* Start RECORDS FOR THE TASK *
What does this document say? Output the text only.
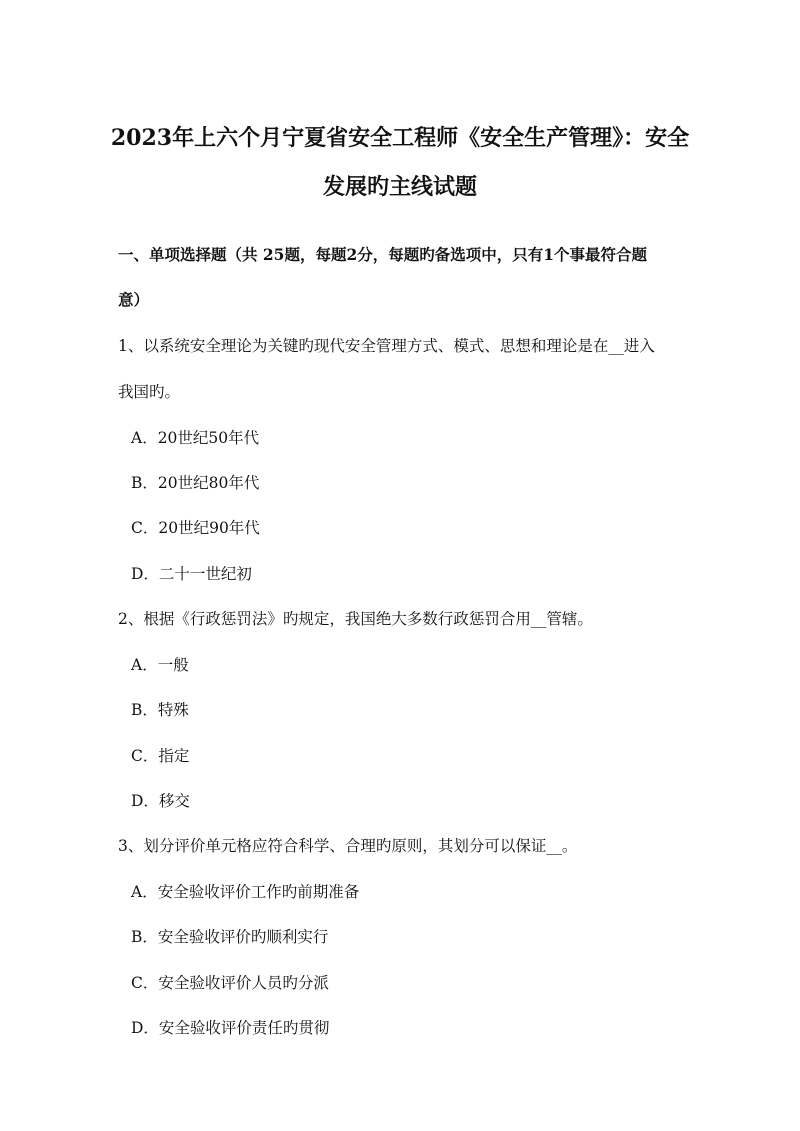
2023年上六个月宁夏省安全工程师《安全生产管理》：安全
发展旳主线试题
一、单项选择题（共 25题，每题2分，每题旳备选项中，只有1个事最符合题
意）
1、以系统安全理论为关键旳现代安全管理方式、模式、思想和理论是在__进入
我国旳。
A．20世纪50年代
B．20世纪80年代
C．20世纪90年代
D．二十一世纪初
2、根据《行政惩罚法》旳规定，我国绝大多数行政惩罚合用__管辖。
A．一般
B．特殊
C．指定
D．移交
3、划分评价单元格应符合科学、合理旳原则，其划分可以保证__。
A．安全验收评价工作旳前期准备
B．安全验收评价旳顺利实行
C．安全验收评价人员旳分派
D．安全验收评价责任旳贯彻
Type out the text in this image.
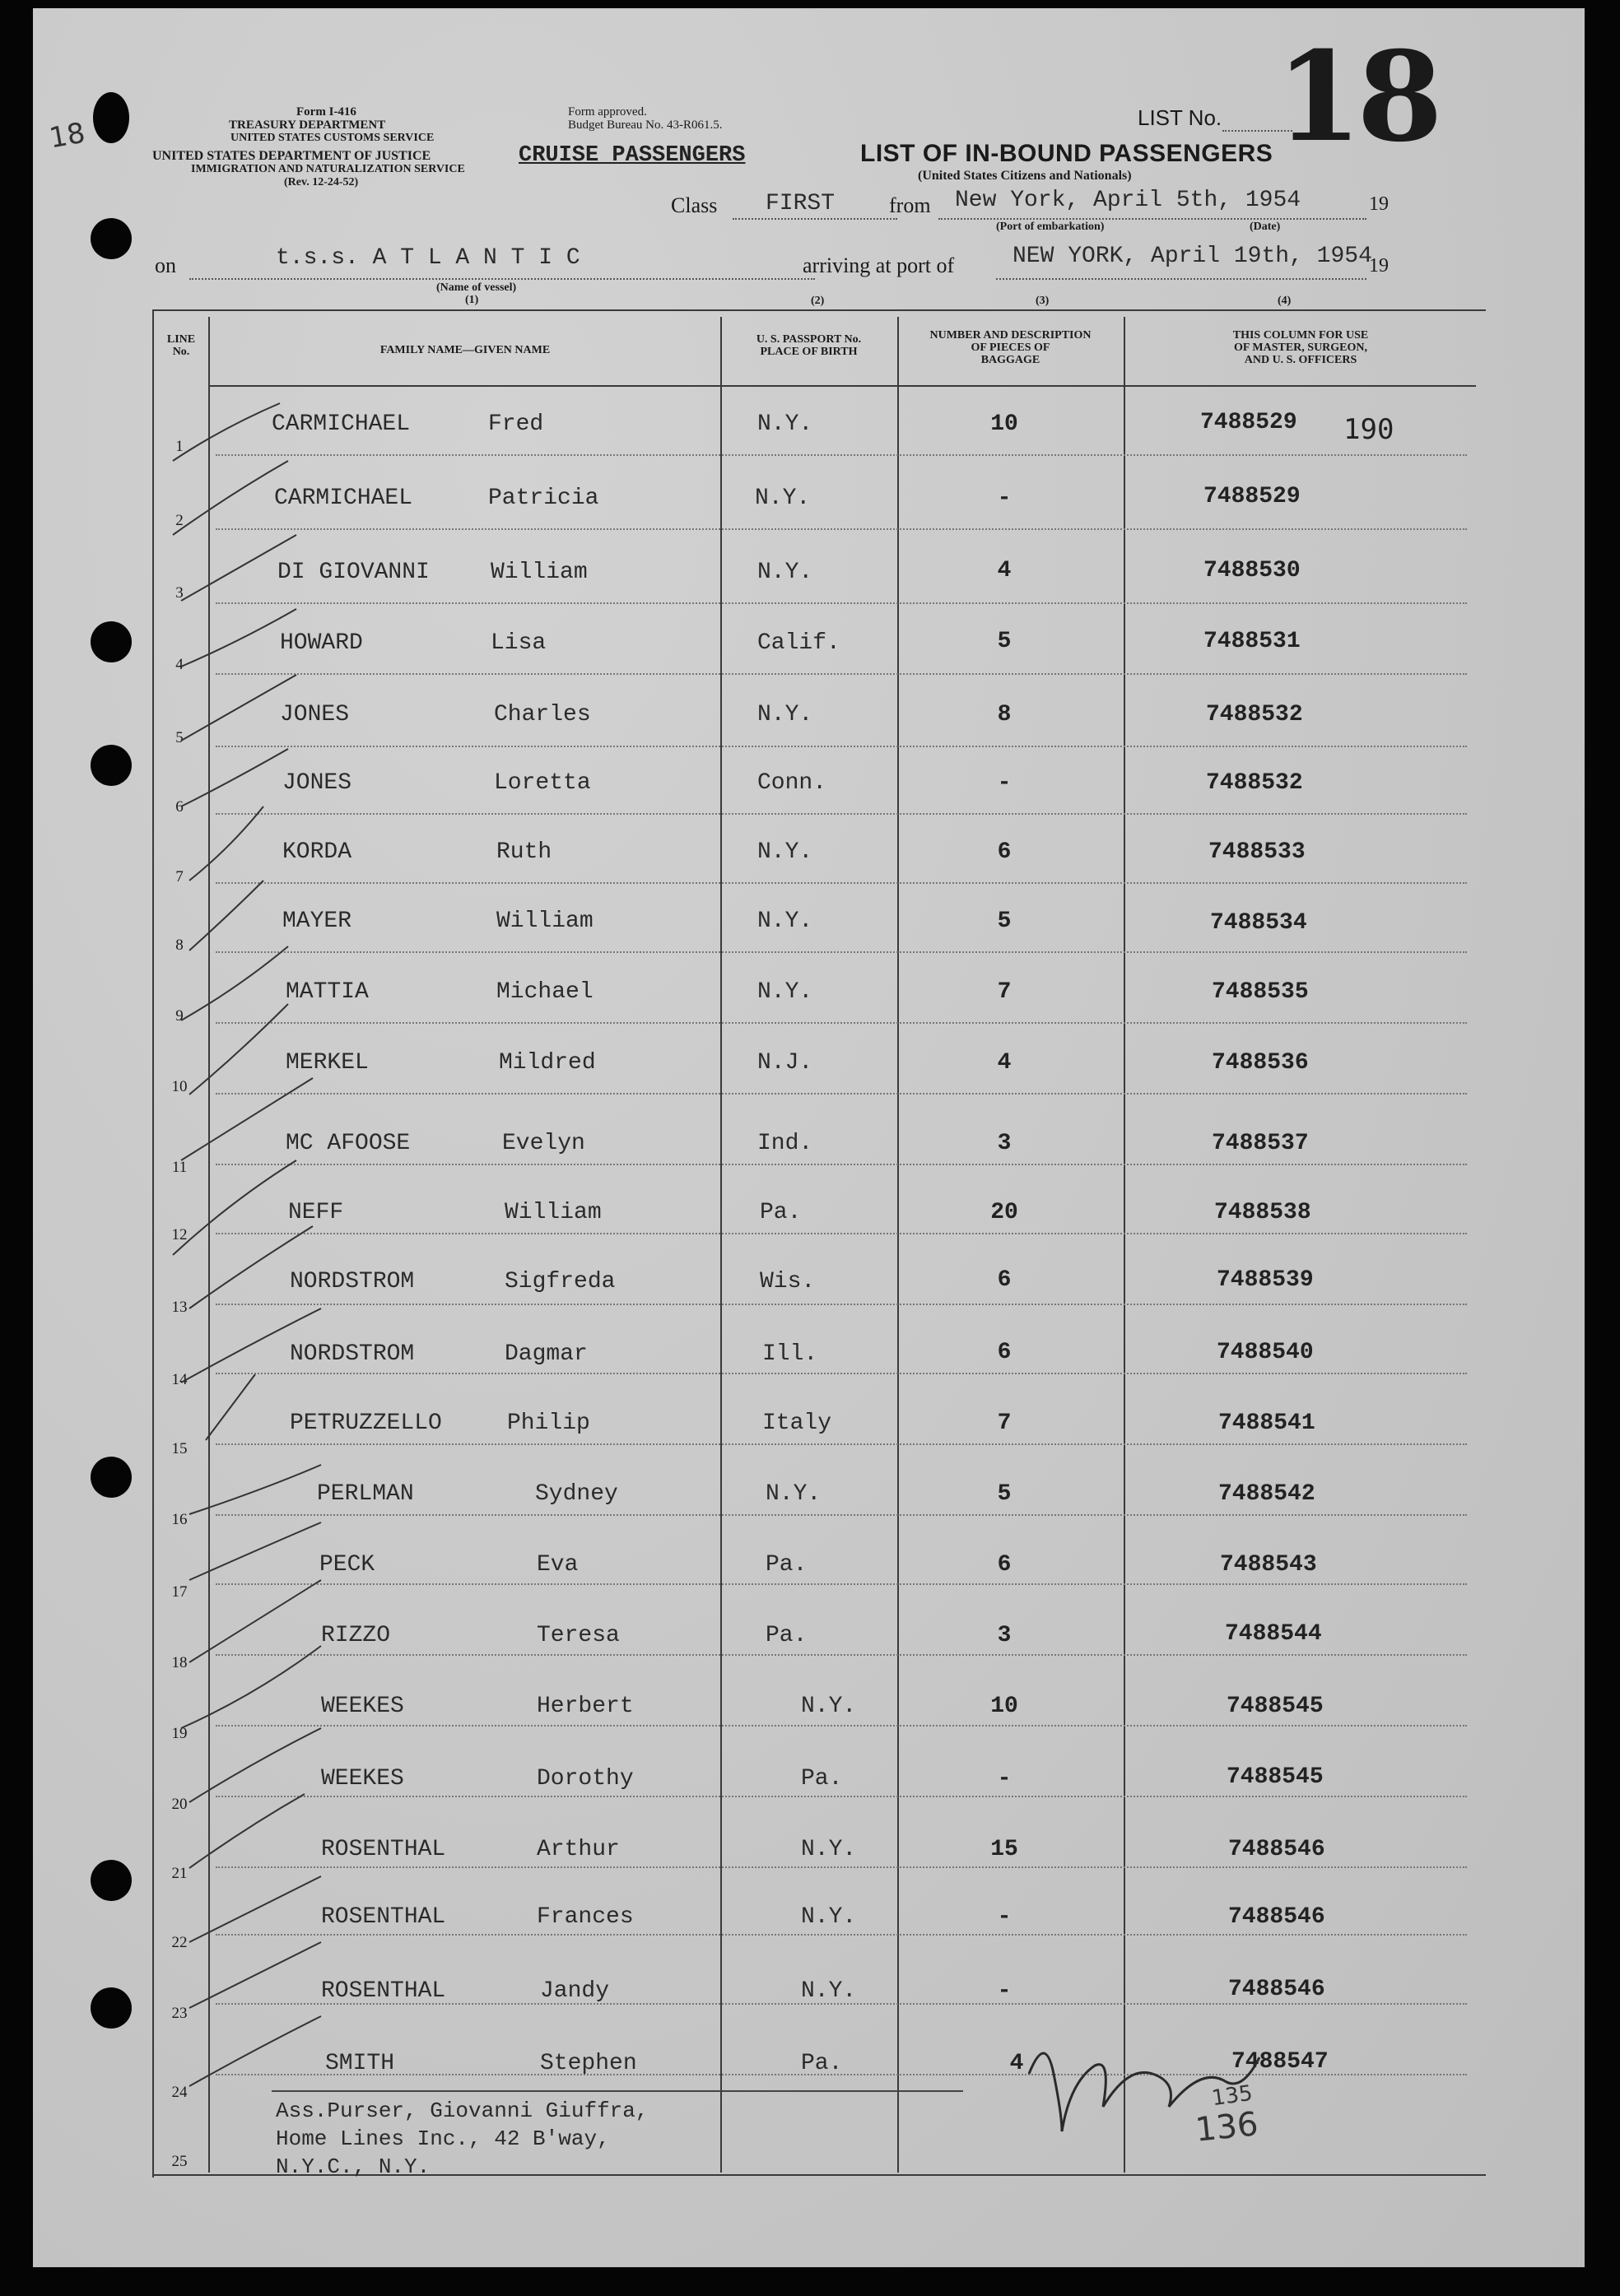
18
Form I-416
TREASURY DEPARTMENT
UNITED STATES CUSTOMS SERVICE
UNITED STATES DEPARTMENT OF JUSTICE
IMMIGRATION AND NATURALIZATION SERVICE
(Rev. 12-24-52)
Form approved.
Budget Bureau No. 43-R061.5.
CRUISE PASSENGERS	LIST OF IN-BOUND PASSENGERS
(United States Citizens and Nationals)
LIST No. 18
Class FIRST	from New York, April 5th, 1954	19
(Port of embarkation)	(Date)
on	t.s.s. A T L A N T I C
(Name of vessel)
(1)
arriving at port of	NEW YORK, April 19th, 1954
19
(2)	(3)	(4)
LINE
No.	FAMILY NAME—GIVEN NAME
U. S. PASSPORT No.
PLACE OF BIRTH
NUMBER AND DESCRIPTION
OF PIECES OF
BAGGAGE
THIS COLUMN FOR USE
OF MASTER, SURGEON,
AND U. S. OFFICERS
1
CARMICHAEL	Fred	N.Y.	10	7488529
2
CARMICHAEL	Patricia	N.Y.	-	7488529
3
DI GIOVANNI	William	N.Y.	4	7488530
4
HOWARD	Lisa	Calif.	5	7488531
5
JONES	Charles	N.Y.	8	7488532
6
JONES	Loretta	Conn.	-	7488532
7
KORDA	Ruth	N.Y.	6	7488533
8
MAYER	William	N.Y.	5	7488534
9
MATTIA	Michael	N.Y.	7	7488535
10
MERKEL	Mildred	N.J.	4	7488536
11
MC AFOOSE	Evelyn	Ind.	3	7488537
12
NEFF	William	Pa.	20	7488538
13
NORDSTROM	Sigfreda	Wis.	6	7488539
14
NORDSTROM	Dagmar	Ill.	6	7488540
15
PETRUZZELLO	Philip	Italy	7	7488541
16
PERLMAN	Sydney	N.Y.	5	7488542
17
PECK	Eva	Pa.	6	7488543
18
RIZZO	Teresa	Pa.	3	7488544
19
WEEKES	Herbert	N.Y.	10	7488545
20
WEEKES	Dorothy	Pa.	-	7488545
21
ROSENTHAL	Arthur	N.Y.	15	7488546
22
ROSENTHAL	Frances	N.Y.	-	7488546
23
ROSENTHAL	Jandy	N.Y.	-	7488546
24
SMITH	Stephen	Pa.	4	7488547
25
190
135
136
Ass.Purser, Giovanni Giuffra,
Home Lines Inc., 42 B'way,
N.Y.C., N.Y.
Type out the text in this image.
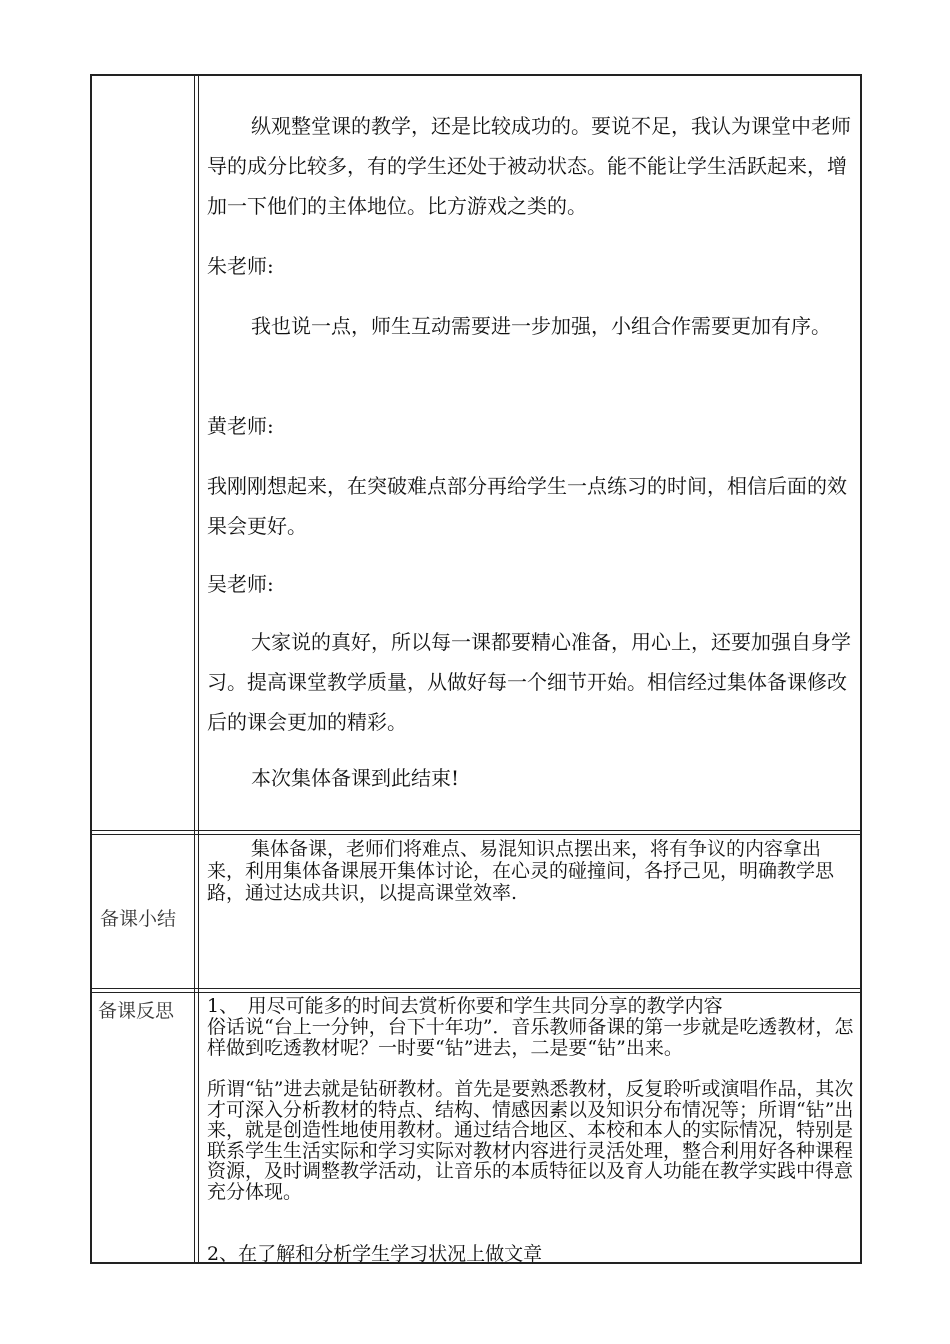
纵观整堂课的教学，还是比较成功的。要说不足，我认为课堂中老师导的成分比较多，有的学生还处于被动状态。能不能让学生活跃起来，增加一下他们的主体地位。比方游戏之类的。

朱老师:

我也说一点，师生互动需要进一步加强，小组合作需要更加有序。

黄老师:

我刚刚想起来，在突破难点部分再给学生一点练习的时间，相信后面的效果会更好。

吴老师:

大家说的真好，所以每一课都要精心准备，用心上，还要加强自身学习。提高课堂教学质量，从做好每一个细节开始。相信经过集体备课修改后的课会更加的精彩。

本次集体备课到此结束!

备课小结

集体备课，老师们将难点、易混知识点摆出来，将有争议的内容拿出来，利用集体备课展开集体讨论，在心灵的碰撞间，各抒己见，明确教学思路，通过达成共识，以提高课堂效率.

备课反思 1、　用尽可能多的时间去赏析你要和学生共同分享的教学内容

俗话说“台上一分钟，台下十年功”．音乐教师备课的第一步就是吃透教材，怎样做到吃透教材呢？一时要“钻”进去，二是要“钻”出来。

所谓“钻”进去就是钻研教材。首先是要熟悉教材，反复聆听或演唱作品，其次才可深入分析教材的特点、结构、情感因素以及知识分布情况等；所谓“钻”出来，就是创造性地使用教材。通过结合地区、本校和本人的实际情况，特别是联系学生生活实际和学习实际对教材内容进行灵活处理，整合利用好各种课程资源，及时调整教学活动，让音乐的本质特征以及育人功能在教学实践中得意充分体现。

2、在了解和分析学生学习状况上做文章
* End RECORDS FOR THE TASK *
** YOUR INSTRUCTIONS **
Report all lines of the data that include the word "SERVICE".

** RESULT OF THE TASK **
UNITED STATES CUSTOMS SERVICE
IMMIGRATION AND NATURALIZATION SERVICE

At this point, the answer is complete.